CHALLENGE:
Locate the word "ready" in the entries below, then gather every line that holds it.

Data listing
*****

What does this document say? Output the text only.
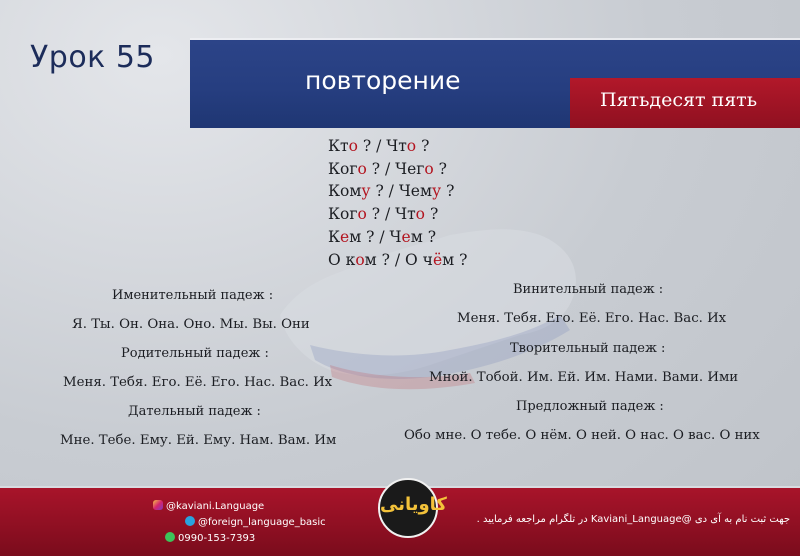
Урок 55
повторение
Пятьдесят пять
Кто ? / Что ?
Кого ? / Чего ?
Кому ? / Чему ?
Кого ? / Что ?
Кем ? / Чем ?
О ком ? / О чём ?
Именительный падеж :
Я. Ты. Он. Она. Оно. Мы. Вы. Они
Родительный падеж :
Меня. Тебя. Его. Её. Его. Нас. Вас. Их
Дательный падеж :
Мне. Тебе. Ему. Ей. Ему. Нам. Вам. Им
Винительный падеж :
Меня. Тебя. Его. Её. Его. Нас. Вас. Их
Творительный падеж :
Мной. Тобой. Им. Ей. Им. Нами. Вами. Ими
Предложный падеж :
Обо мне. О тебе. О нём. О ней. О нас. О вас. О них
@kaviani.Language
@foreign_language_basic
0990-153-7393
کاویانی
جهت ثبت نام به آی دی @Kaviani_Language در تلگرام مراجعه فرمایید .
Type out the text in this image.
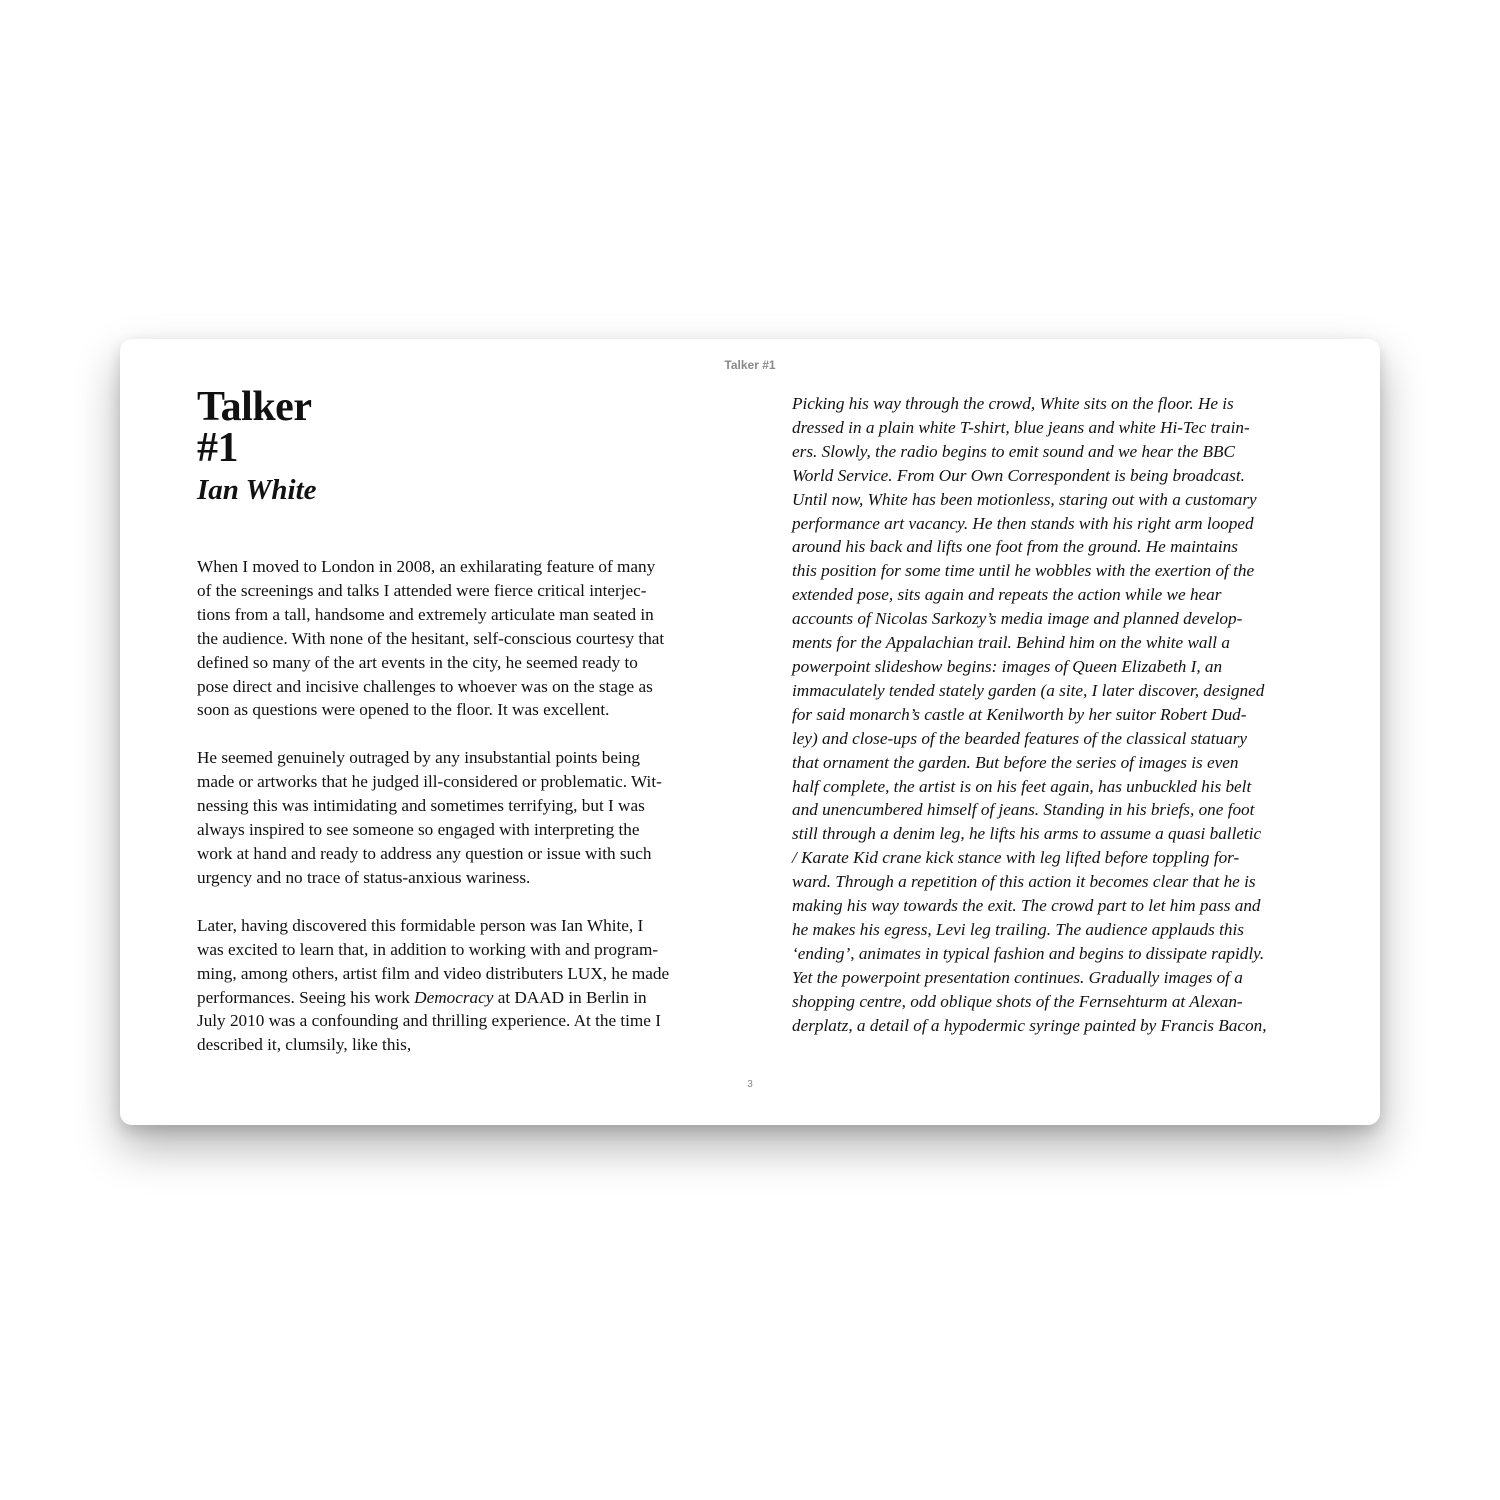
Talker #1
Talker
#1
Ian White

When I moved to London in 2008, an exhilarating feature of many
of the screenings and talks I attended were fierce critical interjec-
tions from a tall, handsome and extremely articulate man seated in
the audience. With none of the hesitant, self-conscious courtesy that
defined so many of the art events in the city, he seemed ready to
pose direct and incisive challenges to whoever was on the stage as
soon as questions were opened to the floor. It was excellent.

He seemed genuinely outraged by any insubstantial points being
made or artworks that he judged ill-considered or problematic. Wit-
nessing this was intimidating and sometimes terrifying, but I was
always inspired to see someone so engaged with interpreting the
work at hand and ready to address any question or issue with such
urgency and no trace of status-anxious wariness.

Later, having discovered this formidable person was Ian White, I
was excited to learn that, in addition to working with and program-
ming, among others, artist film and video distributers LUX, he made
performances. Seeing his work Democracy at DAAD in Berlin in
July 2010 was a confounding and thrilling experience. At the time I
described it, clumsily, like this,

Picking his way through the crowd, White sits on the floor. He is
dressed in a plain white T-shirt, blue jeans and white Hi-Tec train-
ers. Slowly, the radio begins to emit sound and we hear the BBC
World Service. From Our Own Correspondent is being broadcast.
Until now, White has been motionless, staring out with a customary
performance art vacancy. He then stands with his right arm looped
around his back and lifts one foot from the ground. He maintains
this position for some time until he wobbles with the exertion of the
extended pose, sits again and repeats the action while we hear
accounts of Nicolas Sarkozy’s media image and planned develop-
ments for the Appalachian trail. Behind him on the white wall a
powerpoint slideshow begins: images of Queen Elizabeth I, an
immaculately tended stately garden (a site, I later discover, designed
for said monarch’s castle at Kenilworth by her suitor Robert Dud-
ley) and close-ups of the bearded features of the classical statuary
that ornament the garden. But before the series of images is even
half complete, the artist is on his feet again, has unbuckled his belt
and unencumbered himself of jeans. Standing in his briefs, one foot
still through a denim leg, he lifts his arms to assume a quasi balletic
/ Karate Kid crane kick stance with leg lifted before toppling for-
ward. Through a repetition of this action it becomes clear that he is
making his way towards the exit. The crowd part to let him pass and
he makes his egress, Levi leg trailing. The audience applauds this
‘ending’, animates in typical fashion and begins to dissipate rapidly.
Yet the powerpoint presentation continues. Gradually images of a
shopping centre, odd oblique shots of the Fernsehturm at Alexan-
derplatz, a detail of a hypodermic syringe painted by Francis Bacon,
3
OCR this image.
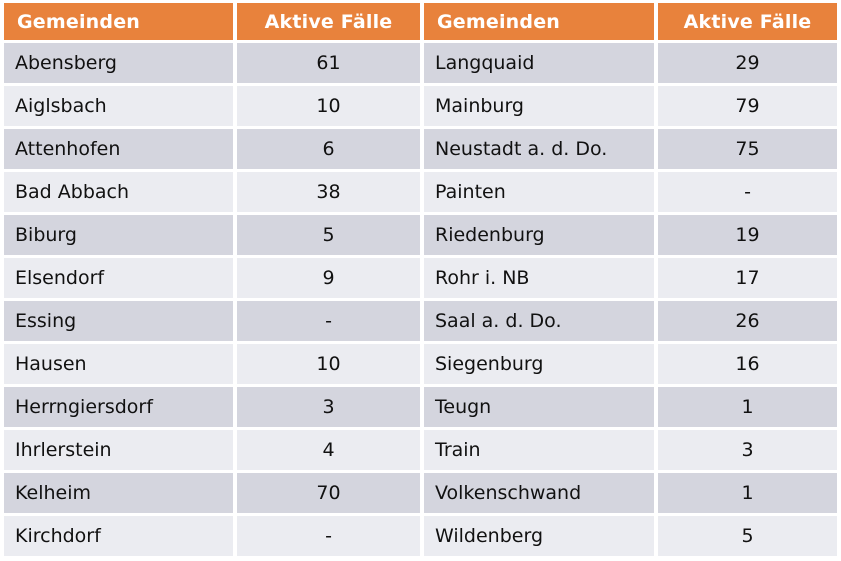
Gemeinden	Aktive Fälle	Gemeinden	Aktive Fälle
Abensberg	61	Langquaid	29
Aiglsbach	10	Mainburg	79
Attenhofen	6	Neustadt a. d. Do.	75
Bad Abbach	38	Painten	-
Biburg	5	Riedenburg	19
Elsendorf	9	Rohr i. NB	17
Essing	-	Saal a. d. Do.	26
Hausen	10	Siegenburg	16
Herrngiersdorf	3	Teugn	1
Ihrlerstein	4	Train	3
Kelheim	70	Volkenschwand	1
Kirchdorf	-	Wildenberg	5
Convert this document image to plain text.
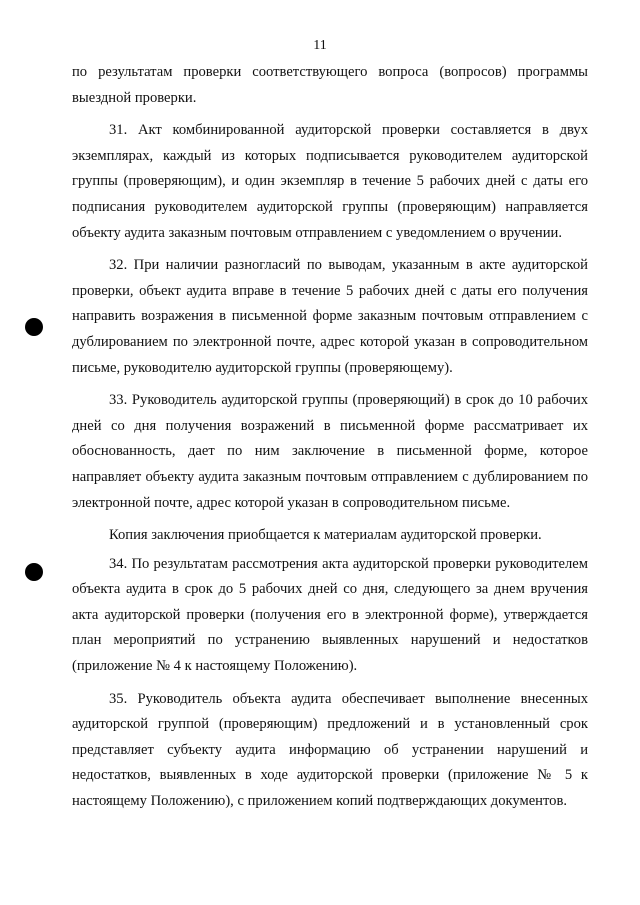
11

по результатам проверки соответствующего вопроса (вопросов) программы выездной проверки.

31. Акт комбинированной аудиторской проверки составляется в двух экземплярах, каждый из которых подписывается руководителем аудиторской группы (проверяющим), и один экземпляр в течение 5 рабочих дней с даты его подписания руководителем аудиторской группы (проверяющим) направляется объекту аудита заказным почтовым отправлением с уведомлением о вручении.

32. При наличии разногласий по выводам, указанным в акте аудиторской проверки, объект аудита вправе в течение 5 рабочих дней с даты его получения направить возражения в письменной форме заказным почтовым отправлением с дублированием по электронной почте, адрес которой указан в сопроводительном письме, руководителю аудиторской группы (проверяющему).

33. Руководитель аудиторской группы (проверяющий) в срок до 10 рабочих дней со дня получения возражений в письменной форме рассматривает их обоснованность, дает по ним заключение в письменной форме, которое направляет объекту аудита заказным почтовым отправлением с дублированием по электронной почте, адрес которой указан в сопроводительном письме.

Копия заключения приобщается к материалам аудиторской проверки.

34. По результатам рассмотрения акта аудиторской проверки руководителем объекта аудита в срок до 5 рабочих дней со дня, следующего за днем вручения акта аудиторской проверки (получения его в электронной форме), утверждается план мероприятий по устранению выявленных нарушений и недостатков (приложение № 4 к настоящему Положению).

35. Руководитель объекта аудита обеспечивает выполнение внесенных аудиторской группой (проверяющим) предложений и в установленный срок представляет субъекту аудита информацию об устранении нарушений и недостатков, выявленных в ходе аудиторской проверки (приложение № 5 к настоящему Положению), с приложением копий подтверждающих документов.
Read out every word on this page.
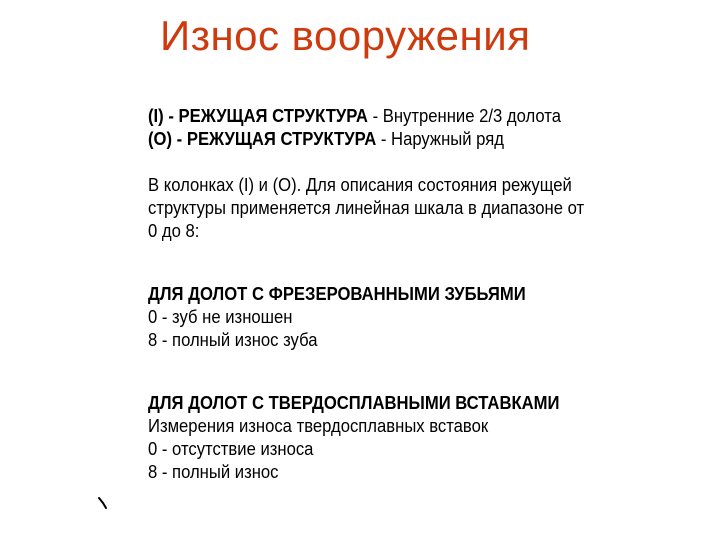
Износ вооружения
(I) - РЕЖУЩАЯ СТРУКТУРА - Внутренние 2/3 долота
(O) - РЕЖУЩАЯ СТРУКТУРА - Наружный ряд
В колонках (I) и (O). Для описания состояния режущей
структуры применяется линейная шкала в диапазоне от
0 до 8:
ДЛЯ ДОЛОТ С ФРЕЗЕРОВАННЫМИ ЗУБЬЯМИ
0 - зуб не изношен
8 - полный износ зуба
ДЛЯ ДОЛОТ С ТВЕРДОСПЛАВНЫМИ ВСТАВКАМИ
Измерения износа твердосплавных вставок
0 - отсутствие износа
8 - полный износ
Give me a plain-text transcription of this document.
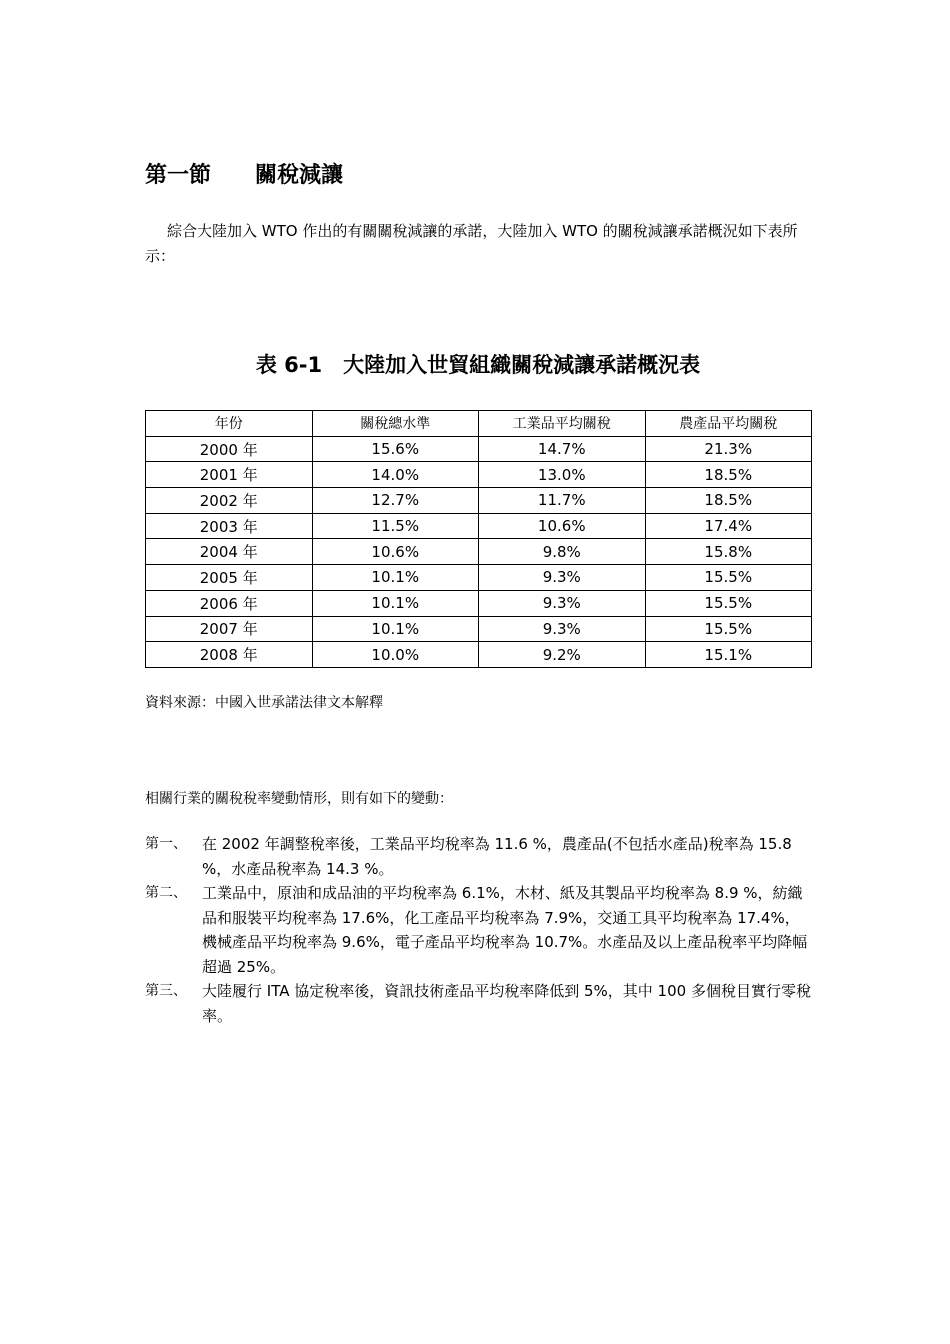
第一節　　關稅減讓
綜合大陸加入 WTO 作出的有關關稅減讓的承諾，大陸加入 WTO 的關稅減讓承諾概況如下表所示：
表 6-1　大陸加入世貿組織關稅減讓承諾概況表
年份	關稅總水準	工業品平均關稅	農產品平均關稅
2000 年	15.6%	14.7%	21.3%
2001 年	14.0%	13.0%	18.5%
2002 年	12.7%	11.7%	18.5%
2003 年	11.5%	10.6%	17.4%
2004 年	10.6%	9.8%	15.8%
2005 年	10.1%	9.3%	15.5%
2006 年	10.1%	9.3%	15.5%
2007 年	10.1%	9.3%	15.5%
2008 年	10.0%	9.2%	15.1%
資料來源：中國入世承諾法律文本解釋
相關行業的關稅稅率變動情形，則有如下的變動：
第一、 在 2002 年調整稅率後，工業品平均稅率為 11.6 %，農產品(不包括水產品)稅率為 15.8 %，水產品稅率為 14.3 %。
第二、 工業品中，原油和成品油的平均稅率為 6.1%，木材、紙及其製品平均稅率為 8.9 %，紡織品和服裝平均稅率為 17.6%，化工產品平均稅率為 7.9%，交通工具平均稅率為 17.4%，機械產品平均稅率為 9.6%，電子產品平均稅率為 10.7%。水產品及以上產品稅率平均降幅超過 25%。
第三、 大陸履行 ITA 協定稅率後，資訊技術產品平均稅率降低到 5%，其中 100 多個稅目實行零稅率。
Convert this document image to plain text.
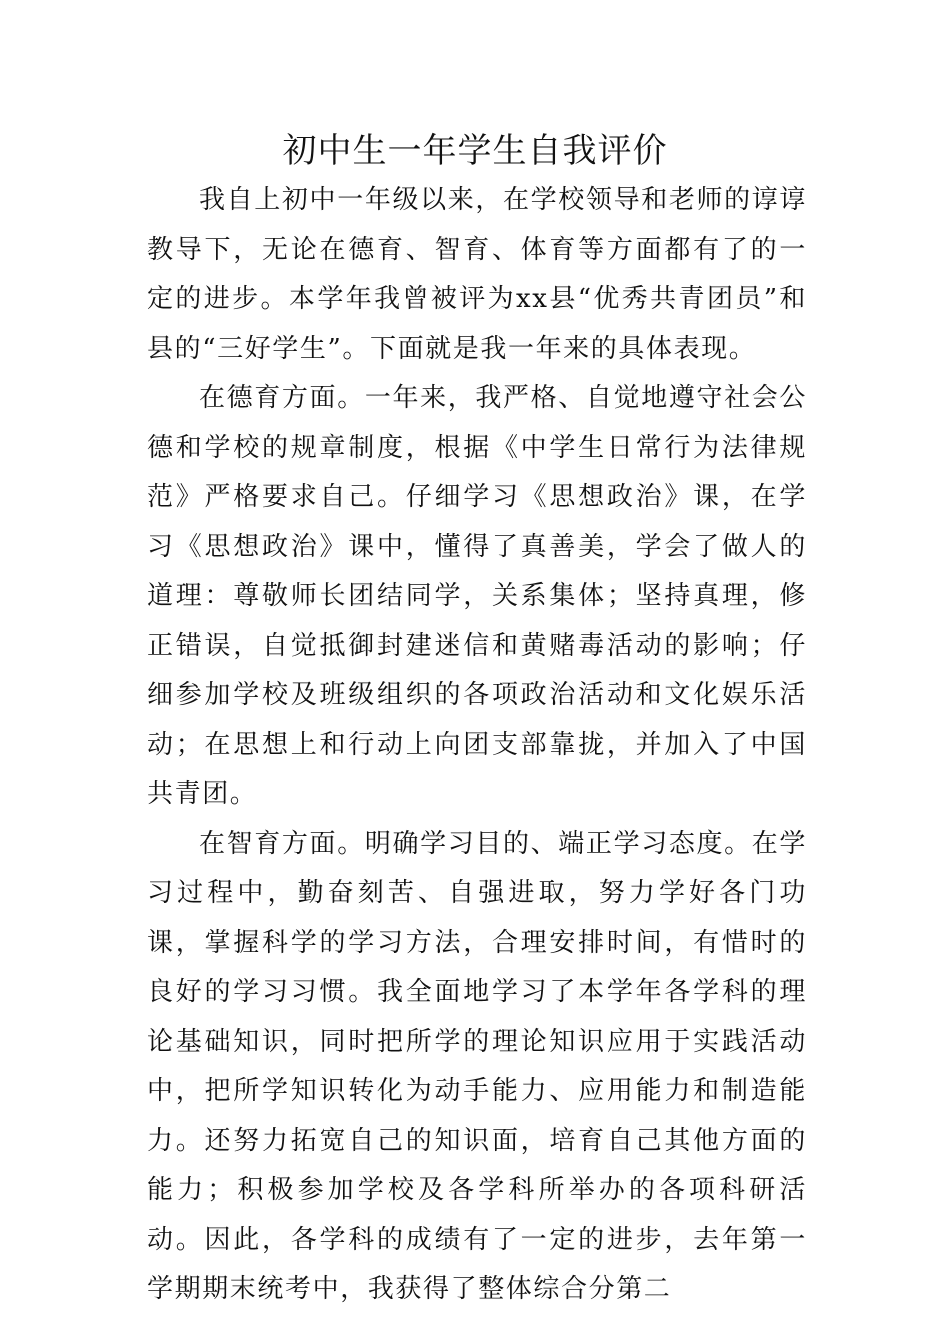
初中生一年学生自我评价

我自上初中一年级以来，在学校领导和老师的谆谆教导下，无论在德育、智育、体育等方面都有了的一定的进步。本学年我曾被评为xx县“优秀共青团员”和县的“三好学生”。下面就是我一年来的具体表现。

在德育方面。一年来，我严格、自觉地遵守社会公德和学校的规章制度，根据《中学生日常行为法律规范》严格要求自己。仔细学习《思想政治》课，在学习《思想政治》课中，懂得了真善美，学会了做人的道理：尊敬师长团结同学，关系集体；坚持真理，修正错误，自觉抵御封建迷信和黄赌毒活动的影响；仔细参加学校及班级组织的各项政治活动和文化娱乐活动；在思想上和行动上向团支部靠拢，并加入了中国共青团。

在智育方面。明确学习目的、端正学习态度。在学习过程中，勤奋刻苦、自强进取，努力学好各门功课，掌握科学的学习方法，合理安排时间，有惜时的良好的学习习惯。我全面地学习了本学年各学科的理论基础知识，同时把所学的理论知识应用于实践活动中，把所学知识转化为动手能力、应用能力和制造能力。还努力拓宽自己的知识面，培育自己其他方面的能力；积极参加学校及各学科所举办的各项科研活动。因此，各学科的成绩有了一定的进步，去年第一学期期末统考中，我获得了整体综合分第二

*****

EXERCISE RESPONSE:
defined so many of the art events in the city, he seemed ready to
work at hand and ready to address any question or issue with such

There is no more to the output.